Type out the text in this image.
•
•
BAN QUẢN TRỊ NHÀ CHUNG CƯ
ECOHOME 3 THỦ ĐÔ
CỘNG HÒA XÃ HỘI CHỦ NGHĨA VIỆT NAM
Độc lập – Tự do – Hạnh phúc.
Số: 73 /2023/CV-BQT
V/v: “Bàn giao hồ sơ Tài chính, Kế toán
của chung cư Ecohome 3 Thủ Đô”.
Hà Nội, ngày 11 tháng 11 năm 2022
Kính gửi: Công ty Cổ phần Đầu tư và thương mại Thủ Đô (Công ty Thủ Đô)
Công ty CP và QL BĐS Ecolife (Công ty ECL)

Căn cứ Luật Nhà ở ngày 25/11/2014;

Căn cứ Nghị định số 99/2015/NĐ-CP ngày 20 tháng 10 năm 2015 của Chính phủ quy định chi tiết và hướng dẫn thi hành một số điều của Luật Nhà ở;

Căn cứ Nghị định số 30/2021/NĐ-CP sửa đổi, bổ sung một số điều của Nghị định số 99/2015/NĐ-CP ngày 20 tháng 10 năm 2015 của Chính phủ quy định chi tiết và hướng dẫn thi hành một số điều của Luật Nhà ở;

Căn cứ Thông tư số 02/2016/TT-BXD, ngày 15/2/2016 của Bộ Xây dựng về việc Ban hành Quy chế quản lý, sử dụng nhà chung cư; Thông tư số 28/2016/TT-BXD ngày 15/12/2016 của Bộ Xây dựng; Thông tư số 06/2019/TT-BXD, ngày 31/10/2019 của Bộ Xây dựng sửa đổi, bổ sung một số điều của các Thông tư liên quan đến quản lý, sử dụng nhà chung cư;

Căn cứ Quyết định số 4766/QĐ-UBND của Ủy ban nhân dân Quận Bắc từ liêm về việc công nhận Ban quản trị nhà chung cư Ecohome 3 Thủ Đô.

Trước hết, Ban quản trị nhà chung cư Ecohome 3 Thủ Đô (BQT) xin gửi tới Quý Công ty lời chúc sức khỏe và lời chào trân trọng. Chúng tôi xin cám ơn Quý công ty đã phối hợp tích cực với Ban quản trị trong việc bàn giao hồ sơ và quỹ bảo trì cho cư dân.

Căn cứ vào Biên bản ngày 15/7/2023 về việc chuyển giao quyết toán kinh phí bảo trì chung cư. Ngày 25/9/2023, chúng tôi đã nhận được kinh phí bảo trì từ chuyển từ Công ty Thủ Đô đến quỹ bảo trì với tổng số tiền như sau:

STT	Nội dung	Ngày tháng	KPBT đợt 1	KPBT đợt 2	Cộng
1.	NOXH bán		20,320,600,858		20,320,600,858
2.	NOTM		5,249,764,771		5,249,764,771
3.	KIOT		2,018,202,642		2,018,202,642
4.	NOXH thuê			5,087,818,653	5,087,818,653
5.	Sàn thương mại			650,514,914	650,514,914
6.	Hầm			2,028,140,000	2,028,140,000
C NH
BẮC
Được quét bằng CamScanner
※
Say how many lines contain the string "toán", giving nothing but the count.

• [FINAL ANSWER] 2